» Exercise task
An exact copy of all the data is required, with pictures left out.

--- BEGIN Input data ---

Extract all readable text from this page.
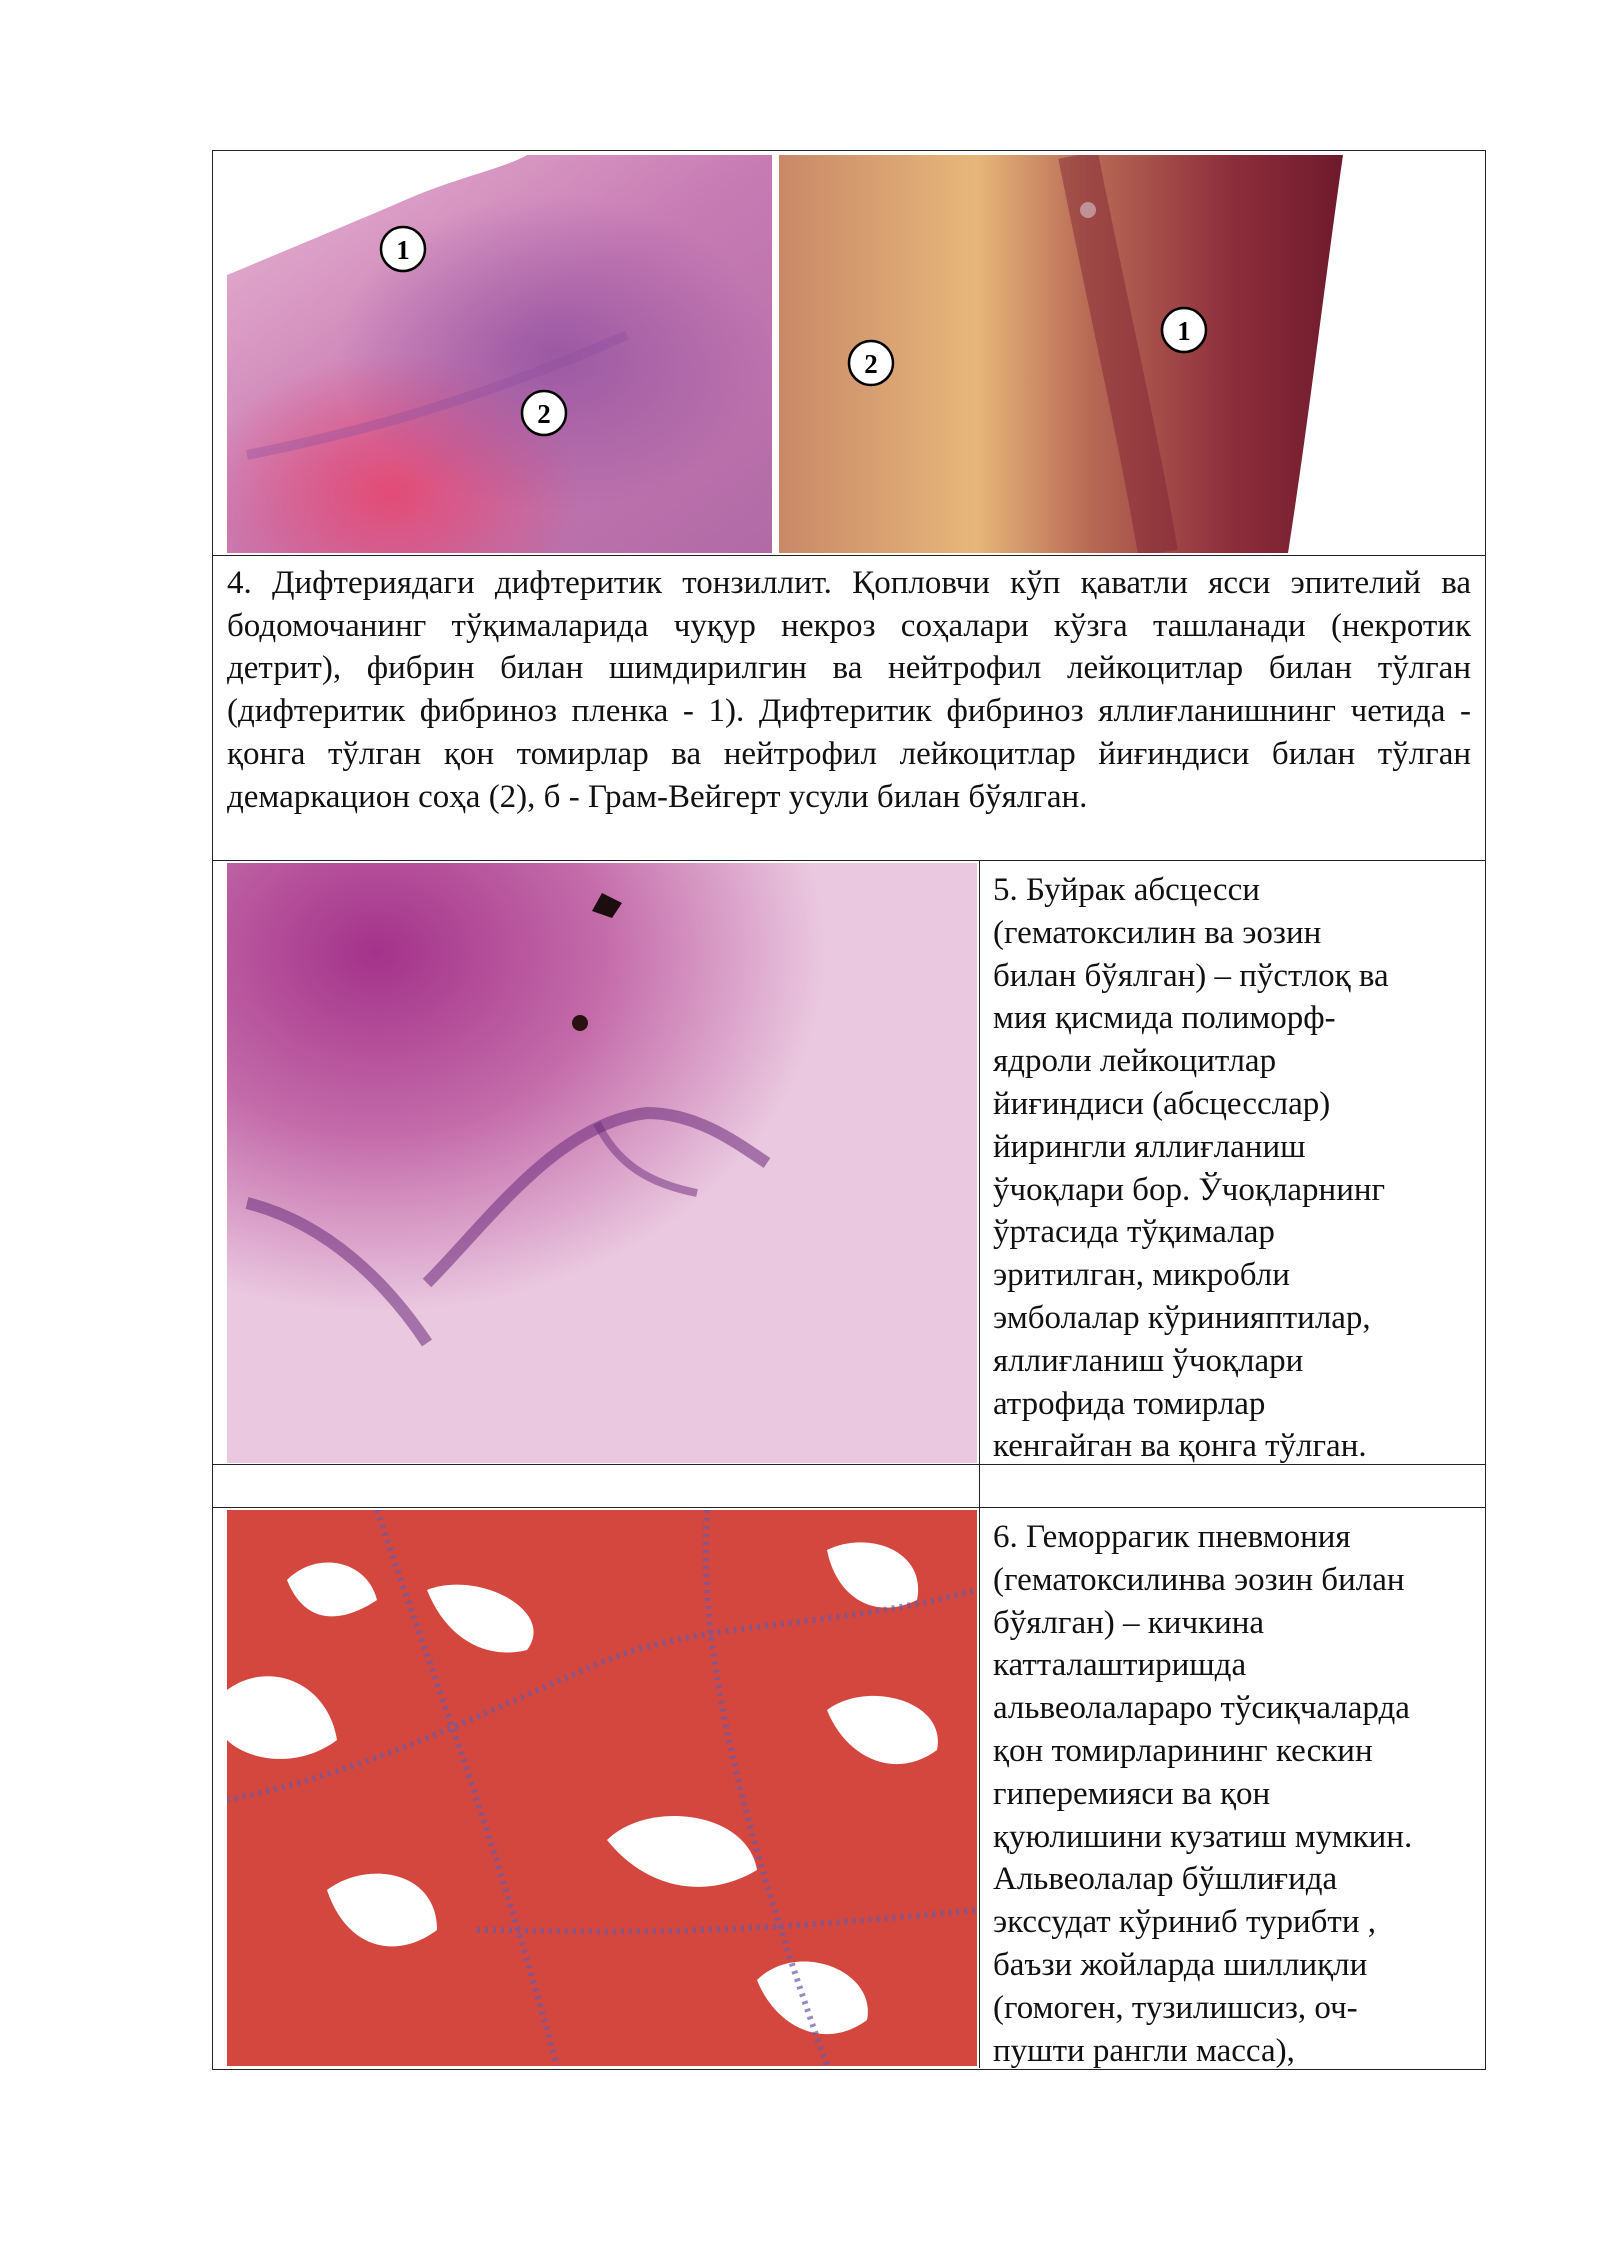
1
2
2
1
4. Дифтериядаги дифтеритик тонзиллит. Қопловчи кўп қаватли ясси эпителий ва бодомочанинг тўқималарида чуқур некроз соҳалари кўзга ташланади (некротик детрит), фибрин билан шимдирилгин ва нейтрофил лейкоцитлар билан тўлган (дифтеритик фибриноз пленка - 1). Дифтеритик фибриноз яллиғланишнинг четида - қонга тўлган қон томирлар ва нейтрофил лейкоцитлар йиғиндиси билан тўлган демаркацион соҳа (2), б - Грам-Вейгерт усули билан бўялган.
5. Буйрак абсцесси
(гематоксилин ва эозин
билан бўялган) – пўстлоқ ва
мия қисмида полиморф-
ядроли лейкоцитлар
йиғиндиси (абсцесслар)
йирингли яллиғланиш
ўчоқлари бор. Ўчоқларнинг
ўртасида тўқималар
эритилган, микробли
эмболалар кўринияптилар,
яллиғланиш ўчоқлари
атрофида томирлар
кенгайган ва қонга тўлган.
6. Геморрагик пневмония
(гематоксилинва эозин билан
бўялган) – кичкина
катталаштиришда
альвеолалараро тўсиқчаларда
қон томирларининг кескин
гиперемияси ва қон
қуюлишини кузатиш мумкин.
Альвеолалар бўшлиғида
экссудат кўриниб турибти ,
баъзи жойларда шиллиқли
(гомоген, тузилишсиз, оч-
пушти рангли масса),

--- END Input data ---

» Output of the exercise
Extract all readable text from this page.
1
2
2
1
4. Дифтериядаги дифтеритик тонзиллит. Қопловчи кўп қаватли ясси эпителий ва бодомочанинг тўқималарида чуқур некроз соҳалари кўзга ташланади (некротик детрит), фибрин билан шимдирилгин ва нейтрофил лейкоцитлар билан тўлган (дифтеритик фибриноз пленка - 1). Дифтеритик фибриноз яллиғланишнинг четида - қонга тўлган қон томирлар ва нейтрофил лейкоцитлар йиғиндиси билан тўлган демаркацион соҳа (2), б - Грам-Вейгерт усули билан бўялган.
5. Буйрак абсцесси
(гематоксилин ва эозин
билан бўялган) – пўстлоқ ва
мия қисмида полиморф-
ядроли лейкоцитлар
йиғиндиси (абсцесслар)
йирингли яллиғланиш
ўчоқлари бор. Ўчоқларнинг
ўртасида тўқималар
эритилган, микробли
эмболалар кўринияптилар,
яллиғланиш ўчоқлари
атрофида томирлар
кенгайган ва қонга тўлган.
6. Геморрагик пневмония
(гематоксилинва эозин билан
бўялган) – кичкина
катталаштиришда
альвеолалараро тўсиқчаларда
қон томирларининг кескин
гиперемияси ва қон
қуюлишини кузатиш мумкин.
Альвеолалар бўшлиғида
экссудат кўриниб турибти ,
баъзи жойларда шиллиқли
(гомоген, тузилишсиз, оч-
пушти рангли масса),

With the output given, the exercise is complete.